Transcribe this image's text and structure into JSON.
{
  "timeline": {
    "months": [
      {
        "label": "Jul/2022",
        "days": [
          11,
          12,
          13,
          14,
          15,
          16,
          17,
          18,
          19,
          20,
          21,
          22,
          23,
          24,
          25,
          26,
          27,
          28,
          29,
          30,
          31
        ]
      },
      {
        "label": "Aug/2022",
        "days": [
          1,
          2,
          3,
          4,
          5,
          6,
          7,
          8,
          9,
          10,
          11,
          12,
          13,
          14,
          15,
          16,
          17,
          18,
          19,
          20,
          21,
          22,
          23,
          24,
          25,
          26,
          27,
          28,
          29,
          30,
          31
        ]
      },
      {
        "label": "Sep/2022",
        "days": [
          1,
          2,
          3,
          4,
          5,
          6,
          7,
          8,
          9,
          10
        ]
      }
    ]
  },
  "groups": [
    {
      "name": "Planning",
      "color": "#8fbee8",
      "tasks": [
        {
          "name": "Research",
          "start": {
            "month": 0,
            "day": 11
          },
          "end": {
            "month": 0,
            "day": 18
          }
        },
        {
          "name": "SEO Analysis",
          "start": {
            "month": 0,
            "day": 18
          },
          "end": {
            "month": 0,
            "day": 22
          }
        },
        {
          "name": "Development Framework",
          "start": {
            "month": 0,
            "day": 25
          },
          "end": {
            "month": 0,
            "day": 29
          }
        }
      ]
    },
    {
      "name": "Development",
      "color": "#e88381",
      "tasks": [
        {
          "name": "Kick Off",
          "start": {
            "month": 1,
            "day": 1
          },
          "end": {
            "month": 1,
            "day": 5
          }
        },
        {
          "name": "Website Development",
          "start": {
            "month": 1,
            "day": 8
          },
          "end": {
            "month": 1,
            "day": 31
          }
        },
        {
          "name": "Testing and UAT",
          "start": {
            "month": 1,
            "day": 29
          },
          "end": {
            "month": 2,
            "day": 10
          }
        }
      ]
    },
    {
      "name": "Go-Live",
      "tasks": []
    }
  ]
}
※ ※ ※
Reproduce each line from the records that contains the word "name".

      "name": "Planning",
          "name": "Research",
          "name": "SEO Analysis",
          "name": "Development Framework",
      "name": "Development",
          "name": "Kick Off",
          "name": "Website Development",
          "name": "Testing and UAT",
      "name": "Go-Live",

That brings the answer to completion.